> What the task requires
Search the data below for the word "JSON" and copy each line that holds it.

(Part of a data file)
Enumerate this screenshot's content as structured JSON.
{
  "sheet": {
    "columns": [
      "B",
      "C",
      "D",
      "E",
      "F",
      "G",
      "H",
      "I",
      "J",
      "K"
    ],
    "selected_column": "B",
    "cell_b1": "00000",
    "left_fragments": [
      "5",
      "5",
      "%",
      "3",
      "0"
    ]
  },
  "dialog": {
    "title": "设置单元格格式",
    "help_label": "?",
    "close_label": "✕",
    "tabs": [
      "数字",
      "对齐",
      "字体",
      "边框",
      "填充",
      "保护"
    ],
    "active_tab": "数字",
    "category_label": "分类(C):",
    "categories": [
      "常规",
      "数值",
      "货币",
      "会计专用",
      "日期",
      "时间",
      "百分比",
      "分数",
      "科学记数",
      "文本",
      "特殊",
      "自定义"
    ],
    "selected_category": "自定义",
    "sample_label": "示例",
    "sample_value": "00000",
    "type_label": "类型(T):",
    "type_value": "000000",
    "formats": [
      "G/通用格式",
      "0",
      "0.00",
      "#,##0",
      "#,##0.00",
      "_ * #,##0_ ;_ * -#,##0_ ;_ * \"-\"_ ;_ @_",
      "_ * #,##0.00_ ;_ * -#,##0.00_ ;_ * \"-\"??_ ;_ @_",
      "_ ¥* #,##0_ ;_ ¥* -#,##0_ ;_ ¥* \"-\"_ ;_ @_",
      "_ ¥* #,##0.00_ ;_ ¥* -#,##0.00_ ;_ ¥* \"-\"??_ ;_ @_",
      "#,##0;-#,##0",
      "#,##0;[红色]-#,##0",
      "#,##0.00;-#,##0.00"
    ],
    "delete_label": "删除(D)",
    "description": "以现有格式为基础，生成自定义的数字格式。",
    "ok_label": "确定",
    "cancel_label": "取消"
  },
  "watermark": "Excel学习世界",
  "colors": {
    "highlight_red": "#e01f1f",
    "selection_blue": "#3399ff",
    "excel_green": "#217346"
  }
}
...
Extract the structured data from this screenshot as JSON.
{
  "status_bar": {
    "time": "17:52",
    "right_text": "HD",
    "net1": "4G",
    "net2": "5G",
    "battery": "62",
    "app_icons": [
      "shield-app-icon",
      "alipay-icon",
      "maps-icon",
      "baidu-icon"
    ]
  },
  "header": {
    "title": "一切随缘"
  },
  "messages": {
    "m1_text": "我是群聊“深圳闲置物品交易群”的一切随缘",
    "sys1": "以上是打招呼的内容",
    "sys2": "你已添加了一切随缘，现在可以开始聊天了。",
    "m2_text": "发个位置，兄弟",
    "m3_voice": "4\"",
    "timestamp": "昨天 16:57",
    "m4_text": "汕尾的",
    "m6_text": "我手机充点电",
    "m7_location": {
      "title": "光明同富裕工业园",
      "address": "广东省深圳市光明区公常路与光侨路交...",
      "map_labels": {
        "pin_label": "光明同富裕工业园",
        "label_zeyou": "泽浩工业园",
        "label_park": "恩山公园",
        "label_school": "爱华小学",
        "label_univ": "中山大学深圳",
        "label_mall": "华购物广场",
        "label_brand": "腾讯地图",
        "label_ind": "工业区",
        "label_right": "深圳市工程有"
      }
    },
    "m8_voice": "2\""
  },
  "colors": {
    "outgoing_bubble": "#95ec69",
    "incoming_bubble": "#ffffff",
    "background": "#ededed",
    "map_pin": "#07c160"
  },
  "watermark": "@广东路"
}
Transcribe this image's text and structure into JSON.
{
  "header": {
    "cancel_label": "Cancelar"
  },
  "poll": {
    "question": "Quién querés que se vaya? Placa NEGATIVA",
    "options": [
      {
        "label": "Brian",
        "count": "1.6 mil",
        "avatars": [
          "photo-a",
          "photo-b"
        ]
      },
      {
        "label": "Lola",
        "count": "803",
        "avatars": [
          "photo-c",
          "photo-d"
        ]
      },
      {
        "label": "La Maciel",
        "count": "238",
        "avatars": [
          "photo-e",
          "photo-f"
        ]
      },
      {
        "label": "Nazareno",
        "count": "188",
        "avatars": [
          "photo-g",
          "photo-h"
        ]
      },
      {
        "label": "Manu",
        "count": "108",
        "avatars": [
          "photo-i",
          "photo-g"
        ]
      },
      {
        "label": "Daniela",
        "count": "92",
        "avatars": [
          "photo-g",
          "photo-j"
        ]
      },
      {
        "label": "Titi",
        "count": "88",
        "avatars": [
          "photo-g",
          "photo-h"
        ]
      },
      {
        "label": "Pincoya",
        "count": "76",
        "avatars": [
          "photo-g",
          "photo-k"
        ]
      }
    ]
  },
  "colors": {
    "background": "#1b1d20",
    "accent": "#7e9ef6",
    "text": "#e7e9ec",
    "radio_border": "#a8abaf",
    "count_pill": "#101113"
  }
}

> Exercise answer
Enumerate this screenshot's content as structured JSON.
Extract the structured data from this screenshot as JSON.
Transcribe this image's text and structure into JSON.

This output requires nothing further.